**What to work on:** How many lines of these entries hold the string "over"? Reply with the number alone.

**Data for processing:**
----

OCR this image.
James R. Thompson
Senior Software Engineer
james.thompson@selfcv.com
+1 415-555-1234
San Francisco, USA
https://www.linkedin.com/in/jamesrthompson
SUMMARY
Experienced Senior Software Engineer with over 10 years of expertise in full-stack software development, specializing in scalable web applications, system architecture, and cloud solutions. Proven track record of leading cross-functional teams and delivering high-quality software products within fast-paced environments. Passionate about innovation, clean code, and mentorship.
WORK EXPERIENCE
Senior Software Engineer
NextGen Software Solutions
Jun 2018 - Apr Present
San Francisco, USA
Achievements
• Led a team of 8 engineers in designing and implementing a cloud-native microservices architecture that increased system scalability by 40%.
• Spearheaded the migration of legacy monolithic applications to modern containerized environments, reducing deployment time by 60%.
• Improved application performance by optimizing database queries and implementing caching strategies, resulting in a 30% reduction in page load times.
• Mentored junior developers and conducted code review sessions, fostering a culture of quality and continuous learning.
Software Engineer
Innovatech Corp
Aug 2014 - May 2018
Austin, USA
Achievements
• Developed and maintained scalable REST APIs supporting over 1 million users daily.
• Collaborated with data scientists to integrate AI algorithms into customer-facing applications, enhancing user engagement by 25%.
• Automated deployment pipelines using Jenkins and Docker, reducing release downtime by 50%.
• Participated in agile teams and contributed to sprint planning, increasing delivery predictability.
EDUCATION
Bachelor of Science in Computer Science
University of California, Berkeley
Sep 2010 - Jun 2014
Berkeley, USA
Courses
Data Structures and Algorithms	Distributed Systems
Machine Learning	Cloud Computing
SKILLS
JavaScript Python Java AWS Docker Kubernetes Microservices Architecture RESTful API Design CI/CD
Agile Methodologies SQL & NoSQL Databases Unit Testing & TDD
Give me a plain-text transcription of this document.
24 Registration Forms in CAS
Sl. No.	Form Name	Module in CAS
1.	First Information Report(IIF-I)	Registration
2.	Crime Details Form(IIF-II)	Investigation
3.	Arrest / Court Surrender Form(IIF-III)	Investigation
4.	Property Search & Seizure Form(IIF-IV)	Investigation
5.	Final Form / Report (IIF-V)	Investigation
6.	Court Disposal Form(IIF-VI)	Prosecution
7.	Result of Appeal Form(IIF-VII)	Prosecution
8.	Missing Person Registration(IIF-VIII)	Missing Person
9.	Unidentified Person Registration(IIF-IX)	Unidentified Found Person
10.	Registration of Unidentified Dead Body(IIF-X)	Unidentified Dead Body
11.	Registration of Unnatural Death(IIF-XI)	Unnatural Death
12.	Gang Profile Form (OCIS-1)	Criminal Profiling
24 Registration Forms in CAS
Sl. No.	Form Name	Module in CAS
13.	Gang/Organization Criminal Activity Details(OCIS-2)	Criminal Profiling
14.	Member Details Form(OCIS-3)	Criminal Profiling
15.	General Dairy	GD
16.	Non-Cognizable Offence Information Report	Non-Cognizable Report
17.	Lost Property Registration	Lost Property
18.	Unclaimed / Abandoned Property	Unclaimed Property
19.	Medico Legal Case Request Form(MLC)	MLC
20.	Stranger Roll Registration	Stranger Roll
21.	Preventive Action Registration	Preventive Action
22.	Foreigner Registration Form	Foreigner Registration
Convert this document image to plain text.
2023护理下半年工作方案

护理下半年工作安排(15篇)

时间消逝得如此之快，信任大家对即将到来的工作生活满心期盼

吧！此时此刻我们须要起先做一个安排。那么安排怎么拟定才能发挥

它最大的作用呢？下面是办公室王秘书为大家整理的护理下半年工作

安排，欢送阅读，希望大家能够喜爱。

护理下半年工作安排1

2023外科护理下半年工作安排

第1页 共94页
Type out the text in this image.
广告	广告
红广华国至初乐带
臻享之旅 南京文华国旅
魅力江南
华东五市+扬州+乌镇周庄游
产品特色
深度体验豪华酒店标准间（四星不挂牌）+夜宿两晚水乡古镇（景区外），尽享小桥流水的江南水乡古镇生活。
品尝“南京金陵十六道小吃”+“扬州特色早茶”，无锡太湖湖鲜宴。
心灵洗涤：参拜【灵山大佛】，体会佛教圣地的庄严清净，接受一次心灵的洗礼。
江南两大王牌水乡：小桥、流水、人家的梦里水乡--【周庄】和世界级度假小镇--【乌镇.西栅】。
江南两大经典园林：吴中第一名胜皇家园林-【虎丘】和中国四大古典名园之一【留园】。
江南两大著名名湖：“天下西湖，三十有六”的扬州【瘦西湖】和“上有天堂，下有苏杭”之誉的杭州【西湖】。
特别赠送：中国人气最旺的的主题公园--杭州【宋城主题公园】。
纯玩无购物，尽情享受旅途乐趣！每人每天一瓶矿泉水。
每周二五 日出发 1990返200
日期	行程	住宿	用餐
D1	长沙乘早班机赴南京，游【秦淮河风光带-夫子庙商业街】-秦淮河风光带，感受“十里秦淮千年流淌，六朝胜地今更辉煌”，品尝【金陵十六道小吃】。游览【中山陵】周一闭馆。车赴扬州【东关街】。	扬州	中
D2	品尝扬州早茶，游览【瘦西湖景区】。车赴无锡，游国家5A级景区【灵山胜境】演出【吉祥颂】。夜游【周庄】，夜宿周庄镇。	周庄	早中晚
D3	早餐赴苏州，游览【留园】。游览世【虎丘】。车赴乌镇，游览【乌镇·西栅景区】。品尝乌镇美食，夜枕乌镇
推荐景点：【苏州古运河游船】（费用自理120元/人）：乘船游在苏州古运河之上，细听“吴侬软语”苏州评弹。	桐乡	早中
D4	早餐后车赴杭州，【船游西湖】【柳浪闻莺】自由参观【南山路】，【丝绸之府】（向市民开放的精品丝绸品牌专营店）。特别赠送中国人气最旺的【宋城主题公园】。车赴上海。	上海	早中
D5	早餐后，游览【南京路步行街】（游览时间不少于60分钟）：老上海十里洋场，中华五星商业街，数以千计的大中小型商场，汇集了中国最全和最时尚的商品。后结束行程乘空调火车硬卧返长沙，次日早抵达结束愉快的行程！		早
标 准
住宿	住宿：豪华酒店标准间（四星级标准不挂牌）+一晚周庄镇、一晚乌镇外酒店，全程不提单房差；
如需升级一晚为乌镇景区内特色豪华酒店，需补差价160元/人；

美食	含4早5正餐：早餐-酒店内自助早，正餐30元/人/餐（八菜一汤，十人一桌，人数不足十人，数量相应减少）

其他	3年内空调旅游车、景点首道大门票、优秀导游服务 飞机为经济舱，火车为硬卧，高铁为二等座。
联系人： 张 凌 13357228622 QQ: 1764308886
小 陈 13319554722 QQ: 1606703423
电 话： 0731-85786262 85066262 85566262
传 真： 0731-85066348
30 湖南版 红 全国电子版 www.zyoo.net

----

**Answer to the problem:** 2